#### [WHAT THIS TASK INVOLVES]
Whenever a line below holds the word "三个代表", copy that line.

#### [GIVEN RECORDS]
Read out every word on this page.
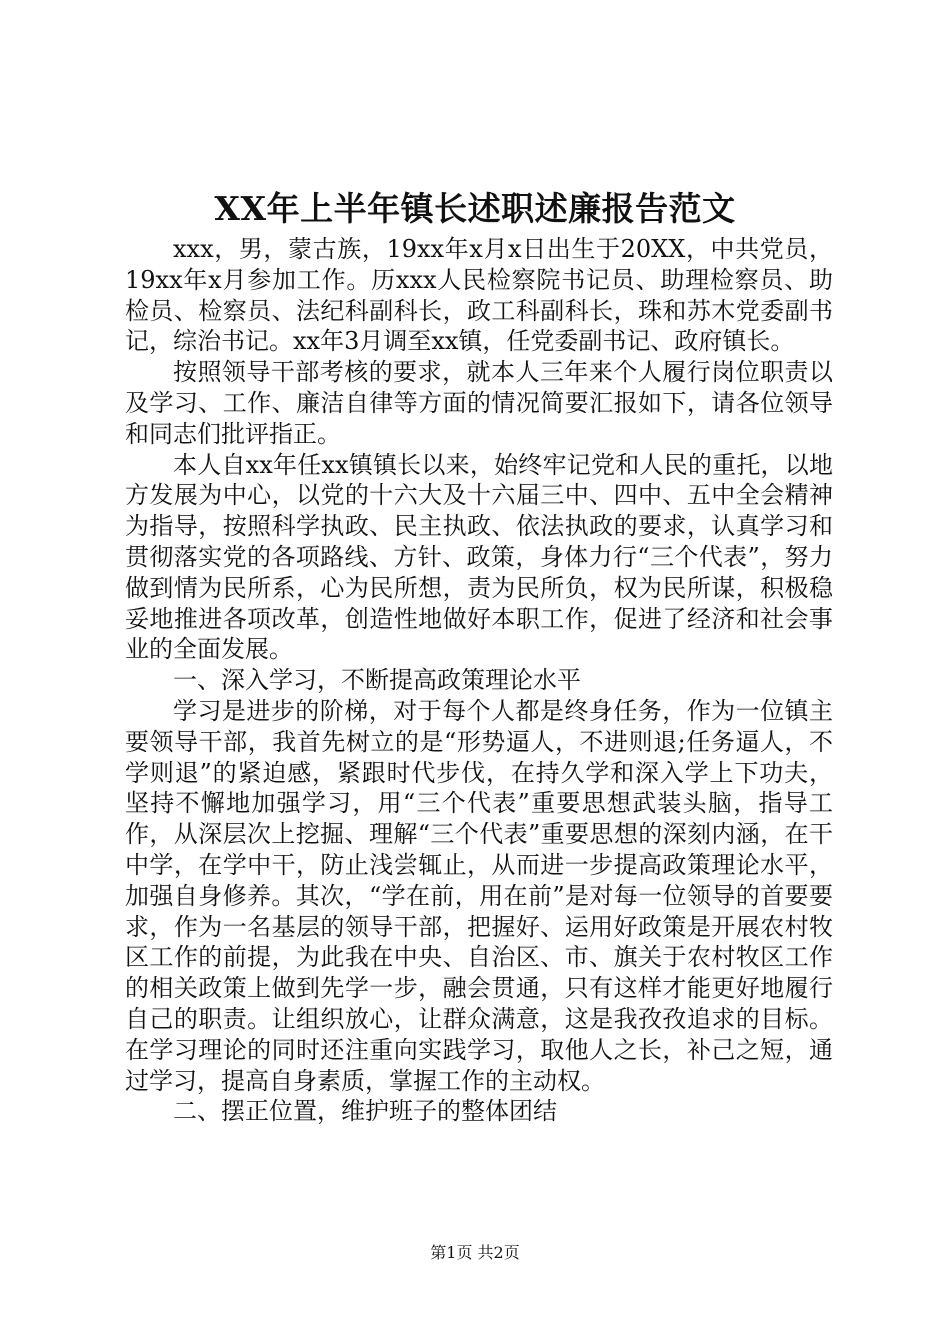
XX年上半年镇长述职述廉报告范文

xxx，男，蒙古族，19xx年x月x日出生于20XX，中共党员，19xx年x月参加工作。历xxx人民检察院书记员、助理检察员、助检员、检察员、法纪科副科长，政工科副科长，珠和苏木党委副书记，综治书记。xx年3月调至xx镇，任党委副书记、政府镇长。

按照领导干部考核的要求，就本人三年来个人履行岗位职责以及学习、工作、廉洁自律等方面的情况简要汇报如下，请各位领导和同志们批评指正。

本人自xx年任xx镇镇长以来，始终牢记党和人民的重托，以地方发展为中心，以党的十六大及十六届三中、四中、五中全会精神为指导，按照科学执政、民主执政、依法执政的要求，认真学习和贯彻落实党的各项路线、方针、政策，身体力行“三个代表”，努力做到情为民所系，心为民所想，责为民所负，权为民所谋，积极稳妥地推进各项改革，创造性地做好本职工作，促进了经济和社会事业的全面发展。

一、深入学习，不断提高政策理论水平

学习是进步的阶梯，对于每个人都是终身任务，作为一位镇主要领导干部，我首先树立的是“形势逼人，不进则退;任务逼人，不学则退”的紧迫感，紧跟时代步伐，在持久学和深入学上下功夫，坚持不懈地加强学习，用“三个代表”重要思想武装头脑，指导工作，从深层次上挖掘、理解“三个代表”重要思想的深刻内涵，在干中学，在学中干，防止浅尝辄止，从而进一步提高政策理论水平，加强自身修养。其次，“学在前，用在前”是对每一位领导的首要要求，作为一名基层的领导干部，把握好、运用好政策是开展农村牧区工作的前提，为此我在中央、自治区、市、旗关于农村牧区工作的相关政策上做到先学一步，融会贯通，只有这样才能更好地履行自己的职责。让组织放心，让群众满意，这是我孜孜追求的目标。在学习理论的同时还注重向实践学习，取他人之长，补己之短，通过学习，提高自身素质，掌握工作的主动权。

二、摆正位置，维护班子的整体团结

第1页 共2页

#### [RESULT OF THIS TASK]
本人自xx年任xx镇镇长以来，始终牢记党和人民的重托，以地方发展为中心，以党的十六大及十六届三中、四中、五中全会精神为指导，按照科学执政、民主执政、依法执政的要求，认真学习和贯彻落实党的各项路线、方针、政策，身体力行“三个代表”，努力做到情为民所系，心为民所想，责为民所负，权为民所谋，积极稳妥地推进各项改革，创造性地做好本职工作，促进了经济和社会事业的全面发展。
学习是进步的阶梯，对于每个人都是终身任务，作为一位镇主要领导干部，我首先树立的是“形势逼人，不进则退;任务逼人，不学则退”的紧迫感，紧跟时代步伐，在持久学和深入学上下功夫，坚持不懈地加强学习，用“三个代表”重要思想武装头脑，指导工作，从深层次上挖掘、理解“三个代表”重要思想的深刻内涵，在干中学，在学中干，防止浅尝辄止，从而进一步提高政策理论水平，加强自身修养。其次，“学在前，用在前”是对每一位领导的首要要求，作为一名基层的领导干部，把握好、运用好政策是开展农村牧区工作的前提，为此我在中央、自治区、市、旗关于农村牧区工作的相关政策上做到先学一步，融会贯通，只有这样才能更好地履行自己的职责。让组织放心，让群众满意，这是我孜孜追求的目标。在学习理论的同时还注重向实践学习，取他人之长，补己之短，通过学习，提高自身素质，掌握工作的主动权。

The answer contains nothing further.